What the exercise asks — Of the lines below, how many hold the string "však"? Give only the number.

START Dataset extract

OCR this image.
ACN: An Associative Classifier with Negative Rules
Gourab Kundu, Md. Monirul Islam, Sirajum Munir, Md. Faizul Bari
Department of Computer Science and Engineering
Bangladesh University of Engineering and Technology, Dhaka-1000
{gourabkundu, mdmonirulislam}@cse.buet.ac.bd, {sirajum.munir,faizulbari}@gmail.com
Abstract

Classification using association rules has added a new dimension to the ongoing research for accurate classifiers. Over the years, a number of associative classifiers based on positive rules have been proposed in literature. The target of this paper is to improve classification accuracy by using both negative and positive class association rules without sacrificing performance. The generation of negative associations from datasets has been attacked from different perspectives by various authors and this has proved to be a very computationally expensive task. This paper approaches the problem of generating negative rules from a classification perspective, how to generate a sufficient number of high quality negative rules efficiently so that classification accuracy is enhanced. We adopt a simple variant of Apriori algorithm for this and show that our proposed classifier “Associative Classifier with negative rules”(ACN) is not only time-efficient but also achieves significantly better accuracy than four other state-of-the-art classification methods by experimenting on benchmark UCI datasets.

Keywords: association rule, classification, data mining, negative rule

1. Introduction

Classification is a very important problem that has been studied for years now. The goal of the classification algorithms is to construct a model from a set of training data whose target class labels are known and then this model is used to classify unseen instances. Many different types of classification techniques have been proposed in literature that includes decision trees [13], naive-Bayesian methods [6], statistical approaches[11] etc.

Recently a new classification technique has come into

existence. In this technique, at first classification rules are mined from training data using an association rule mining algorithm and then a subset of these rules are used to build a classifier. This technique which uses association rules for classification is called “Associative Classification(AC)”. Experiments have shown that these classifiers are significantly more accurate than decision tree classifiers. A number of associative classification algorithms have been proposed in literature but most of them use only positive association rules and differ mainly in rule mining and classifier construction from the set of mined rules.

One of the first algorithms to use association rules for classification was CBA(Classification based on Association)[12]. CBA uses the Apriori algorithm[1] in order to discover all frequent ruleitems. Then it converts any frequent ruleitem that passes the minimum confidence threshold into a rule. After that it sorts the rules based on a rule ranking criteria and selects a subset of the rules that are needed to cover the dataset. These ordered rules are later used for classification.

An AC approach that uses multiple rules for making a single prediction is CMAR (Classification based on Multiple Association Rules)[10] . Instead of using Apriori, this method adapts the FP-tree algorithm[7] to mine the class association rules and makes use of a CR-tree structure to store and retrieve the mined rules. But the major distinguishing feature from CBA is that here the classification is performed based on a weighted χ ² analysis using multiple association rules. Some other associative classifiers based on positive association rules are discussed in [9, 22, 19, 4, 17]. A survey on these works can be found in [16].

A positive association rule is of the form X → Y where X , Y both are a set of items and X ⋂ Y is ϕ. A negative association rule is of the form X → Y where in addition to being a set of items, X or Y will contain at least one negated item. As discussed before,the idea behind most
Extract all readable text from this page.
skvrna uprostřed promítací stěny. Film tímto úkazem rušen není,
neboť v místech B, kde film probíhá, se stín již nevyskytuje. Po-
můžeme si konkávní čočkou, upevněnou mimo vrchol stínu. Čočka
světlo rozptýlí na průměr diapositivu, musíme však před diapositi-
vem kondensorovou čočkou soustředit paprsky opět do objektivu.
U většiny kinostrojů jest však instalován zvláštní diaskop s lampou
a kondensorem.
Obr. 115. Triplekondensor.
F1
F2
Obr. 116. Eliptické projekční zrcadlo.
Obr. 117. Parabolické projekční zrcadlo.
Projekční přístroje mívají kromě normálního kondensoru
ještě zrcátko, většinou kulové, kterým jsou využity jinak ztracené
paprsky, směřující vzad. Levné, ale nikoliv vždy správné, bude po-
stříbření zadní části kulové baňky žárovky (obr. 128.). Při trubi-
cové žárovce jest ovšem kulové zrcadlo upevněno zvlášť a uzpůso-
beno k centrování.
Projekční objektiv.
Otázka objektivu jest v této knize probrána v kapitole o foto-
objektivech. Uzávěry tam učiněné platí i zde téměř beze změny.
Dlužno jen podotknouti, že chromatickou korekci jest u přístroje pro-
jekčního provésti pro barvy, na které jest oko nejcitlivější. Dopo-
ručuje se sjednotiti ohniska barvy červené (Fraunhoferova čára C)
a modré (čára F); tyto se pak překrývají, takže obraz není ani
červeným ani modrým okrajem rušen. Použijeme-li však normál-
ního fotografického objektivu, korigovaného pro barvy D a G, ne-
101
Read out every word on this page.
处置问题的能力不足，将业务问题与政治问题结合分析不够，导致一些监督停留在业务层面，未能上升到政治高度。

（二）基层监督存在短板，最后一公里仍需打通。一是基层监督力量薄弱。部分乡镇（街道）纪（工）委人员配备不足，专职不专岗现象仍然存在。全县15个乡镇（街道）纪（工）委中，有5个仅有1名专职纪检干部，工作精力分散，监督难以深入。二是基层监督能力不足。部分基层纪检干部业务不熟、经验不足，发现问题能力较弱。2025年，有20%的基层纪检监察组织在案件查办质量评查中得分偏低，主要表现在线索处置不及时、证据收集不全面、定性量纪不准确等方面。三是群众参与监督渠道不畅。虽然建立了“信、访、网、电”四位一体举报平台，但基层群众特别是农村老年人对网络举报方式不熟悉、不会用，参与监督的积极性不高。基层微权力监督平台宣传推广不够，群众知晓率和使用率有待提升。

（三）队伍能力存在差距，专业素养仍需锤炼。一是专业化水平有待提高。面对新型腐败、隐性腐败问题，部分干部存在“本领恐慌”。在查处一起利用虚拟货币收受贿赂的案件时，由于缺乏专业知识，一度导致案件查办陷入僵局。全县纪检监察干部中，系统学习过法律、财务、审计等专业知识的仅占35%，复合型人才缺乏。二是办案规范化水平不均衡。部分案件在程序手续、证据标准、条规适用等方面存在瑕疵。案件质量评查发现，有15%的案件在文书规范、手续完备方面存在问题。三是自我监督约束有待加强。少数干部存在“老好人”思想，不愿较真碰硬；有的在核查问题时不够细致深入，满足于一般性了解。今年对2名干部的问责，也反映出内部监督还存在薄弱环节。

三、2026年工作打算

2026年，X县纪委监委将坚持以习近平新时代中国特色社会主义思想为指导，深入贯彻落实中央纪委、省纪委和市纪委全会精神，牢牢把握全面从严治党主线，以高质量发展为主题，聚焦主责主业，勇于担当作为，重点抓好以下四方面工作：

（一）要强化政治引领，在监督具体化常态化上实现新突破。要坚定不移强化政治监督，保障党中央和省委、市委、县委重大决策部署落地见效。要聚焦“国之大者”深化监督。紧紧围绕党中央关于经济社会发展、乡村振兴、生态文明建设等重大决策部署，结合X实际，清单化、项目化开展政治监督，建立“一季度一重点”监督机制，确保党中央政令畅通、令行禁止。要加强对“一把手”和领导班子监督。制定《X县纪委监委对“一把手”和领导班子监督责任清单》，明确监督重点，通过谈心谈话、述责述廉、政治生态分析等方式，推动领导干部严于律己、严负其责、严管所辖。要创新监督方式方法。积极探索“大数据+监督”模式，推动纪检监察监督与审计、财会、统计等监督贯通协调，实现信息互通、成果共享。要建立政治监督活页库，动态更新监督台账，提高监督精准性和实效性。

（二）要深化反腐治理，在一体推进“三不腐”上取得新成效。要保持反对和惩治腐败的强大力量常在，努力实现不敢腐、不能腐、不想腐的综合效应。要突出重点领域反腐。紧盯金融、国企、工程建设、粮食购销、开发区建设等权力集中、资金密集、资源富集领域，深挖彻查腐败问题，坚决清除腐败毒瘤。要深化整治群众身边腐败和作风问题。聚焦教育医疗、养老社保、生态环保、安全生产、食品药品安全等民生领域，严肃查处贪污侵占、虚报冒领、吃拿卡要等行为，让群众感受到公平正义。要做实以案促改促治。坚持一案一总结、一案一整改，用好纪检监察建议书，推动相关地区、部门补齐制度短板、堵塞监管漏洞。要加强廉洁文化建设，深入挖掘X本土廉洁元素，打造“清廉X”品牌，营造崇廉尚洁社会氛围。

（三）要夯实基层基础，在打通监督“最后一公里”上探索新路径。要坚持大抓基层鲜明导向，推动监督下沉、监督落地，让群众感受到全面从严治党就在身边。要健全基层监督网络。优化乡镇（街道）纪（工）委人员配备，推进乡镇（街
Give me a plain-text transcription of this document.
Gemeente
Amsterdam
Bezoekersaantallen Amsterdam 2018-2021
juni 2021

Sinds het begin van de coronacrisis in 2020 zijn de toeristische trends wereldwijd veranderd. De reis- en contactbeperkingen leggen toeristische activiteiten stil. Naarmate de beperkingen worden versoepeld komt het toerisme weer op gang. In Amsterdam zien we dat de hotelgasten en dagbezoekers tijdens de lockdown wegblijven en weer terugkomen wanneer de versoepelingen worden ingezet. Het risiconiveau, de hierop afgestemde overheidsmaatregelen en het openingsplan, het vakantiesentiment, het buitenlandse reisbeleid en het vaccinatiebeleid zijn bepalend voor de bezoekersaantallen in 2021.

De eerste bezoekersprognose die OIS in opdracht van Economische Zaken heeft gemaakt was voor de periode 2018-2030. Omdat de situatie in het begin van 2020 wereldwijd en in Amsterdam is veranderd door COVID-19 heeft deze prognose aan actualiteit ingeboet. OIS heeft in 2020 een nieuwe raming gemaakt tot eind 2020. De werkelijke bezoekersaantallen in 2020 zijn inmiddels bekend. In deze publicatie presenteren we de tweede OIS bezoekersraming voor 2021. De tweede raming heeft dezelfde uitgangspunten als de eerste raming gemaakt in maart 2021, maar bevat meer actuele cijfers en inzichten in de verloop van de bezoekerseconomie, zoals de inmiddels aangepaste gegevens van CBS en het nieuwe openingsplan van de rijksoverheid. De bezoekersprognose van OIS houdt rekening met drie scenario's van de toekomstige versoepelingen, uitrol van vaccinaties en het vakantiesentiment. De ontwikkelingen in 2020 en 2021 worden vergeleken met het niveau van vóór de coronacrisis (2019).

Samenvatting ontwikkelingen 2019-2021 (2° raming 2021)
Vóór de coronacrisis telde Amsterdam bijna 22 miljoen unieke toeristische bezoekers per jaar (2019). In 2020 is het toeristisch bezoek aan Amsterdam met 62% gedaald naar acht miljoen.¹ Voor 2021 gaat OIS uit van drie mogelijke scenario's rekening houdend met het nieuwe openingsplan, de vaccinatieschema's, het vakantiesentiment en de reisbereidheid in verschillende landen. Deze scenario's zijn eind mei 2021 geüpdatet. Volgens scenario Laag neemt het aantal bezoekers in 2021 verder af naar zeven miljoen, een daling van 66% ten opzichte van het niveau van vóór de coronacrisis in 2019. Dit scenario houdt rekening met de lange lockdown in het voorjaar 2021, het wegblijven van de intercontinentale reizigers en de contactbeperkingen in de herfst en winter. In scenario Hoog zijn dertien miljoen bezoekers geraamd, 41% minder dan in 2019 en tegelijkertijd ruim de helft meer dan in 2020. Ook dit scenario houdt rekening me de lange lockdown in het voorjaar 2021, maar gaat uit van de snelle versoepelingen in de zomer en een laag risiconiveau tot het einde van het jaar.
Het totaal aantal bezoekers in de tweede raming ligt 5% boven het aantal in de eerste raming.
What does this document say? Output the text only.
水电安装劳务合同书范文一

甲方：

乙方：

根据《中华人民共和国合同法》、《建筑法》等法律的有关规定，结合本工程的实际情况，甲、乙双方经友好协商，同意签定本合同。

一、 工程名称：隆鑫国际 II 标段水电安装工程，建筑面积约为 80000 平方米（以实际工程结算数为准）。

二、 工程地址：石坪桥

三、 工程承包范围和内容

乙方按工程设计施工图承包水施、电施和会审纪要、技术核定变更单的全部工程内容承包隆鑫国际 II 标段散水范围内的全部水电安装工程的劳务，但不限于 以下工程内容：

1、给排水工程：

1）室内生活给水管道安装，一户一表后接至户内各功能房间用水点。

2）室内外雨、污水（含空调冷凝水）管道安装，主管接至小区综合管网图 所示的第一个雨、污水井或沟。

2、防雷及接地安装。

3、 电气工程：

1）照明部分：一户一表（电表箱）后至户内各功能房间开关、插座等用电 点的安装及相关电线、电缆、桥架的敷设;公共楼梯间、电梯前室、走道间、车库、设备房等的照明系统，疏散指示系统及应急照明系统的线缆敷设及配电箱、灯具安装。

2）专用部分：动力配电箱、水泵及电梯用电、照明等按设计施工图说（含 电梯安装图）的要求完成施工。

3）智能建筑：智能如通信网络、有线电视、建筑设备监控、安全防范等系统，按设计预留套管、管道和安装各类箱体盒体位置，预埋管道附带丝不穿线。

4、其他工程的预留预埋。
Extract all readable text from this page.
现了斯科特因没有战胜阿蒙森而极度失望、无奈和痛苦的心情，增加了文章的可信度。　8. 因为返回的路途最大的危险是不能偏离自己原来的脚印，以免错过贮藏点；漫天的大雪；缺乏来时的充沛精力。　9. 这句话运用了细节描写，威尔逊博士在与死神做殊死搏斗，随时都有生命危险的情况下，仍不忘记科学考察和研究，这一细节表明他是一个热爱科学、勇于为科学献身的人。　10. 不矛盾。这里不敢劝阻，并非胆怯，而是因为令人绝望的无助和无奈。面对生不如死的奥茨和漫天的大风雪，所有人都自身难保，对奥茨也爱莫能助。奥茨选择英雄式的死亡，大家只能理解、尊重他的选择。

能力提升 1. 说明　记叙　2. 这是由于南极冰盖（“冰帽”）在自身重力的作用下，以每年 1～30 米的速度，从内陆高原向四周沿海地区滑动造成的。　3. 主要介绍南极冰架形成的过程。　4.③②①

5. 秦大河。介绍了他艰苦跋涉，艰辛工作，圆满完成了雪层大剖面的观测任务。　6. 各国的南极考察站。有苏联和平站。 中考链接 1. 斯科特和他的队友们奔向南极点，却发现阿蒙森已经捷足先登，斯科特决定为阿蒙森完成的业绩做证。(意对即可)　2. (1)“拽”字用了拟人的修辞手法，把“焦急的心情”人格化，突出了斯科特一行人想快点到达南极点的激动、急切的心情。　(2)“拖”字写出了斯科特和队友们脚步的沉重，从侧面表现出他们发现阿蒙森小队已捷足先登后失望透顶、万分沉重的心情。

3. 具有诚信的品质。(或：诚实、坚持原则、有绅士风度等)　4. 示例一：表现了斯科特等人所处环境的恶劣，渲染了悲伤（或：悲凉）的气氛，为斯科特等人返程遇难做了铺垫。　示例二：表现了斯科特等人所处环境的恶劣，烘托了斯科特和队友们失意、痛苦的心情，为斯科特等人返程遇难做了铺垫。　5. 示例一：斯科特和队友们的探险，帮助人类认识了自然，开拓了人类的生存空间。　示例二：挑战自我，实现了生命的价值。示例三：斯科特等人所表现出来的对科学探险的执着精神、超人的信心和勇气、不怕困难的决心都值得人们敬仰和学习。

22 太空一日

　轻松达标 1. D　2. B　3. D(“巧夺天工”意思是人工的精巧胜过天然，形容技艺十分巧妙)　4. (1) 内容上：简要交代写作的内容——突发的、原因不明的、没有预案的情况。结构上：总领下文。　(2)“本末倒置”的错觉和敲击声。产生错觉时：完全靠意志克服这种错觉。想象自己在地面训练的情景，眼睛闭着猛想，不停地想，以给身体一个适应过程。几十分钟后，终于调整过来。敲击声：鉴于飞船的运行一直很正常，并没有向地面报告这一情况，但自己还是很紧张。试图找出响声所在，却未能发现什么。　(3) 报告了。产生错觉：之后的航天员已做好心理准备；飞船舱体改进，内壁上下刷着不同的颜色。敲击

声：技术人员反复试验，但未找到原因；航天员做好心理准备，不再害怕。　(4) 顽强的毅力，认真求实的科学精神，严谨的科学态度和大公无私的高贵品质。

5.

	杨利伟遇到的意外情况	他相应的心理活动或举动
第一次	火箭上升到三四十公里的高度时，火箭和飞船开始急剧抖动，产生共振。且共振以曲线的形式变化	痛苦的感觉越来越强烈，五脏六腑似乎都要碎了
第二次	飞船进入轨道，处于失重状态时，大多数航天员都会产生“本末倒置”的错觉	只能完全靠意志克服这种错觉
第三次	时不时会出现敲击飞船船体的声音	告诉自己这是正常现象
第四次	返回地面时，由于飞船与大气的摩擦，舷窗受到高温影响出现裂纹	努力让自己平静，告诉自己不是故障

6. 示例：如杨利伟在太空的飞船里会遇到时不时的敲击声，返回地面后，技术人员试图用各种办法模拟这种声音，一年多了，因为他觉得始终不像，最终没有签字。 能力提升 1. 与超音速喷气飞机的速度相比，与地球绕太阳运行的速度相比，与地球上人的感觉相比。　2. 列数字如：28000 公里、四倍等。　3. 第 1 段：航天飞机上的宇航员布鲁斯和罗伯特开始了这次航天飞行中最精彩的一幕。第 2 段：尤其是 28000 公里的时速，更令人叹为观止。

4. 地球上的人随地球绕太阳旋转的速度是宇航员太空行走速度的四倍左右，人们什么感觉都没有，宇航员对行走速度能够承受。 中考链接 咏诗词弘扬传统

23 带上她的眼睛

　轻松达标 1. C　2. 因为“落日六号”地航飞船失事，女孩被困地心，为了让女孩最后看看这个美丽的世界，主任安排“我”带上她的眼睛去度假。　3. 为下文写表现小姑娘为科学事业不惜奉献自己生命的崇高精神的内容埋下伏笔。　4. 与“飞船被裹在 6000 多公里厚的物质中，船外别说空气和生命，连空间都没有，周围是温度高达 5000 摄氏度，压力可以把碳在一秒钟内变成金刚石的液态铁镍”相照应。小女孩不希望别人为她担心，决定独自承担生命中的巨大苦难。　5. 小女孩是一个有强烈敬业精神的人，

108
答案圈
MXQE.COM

END Dataset extract

Finished exercise — 3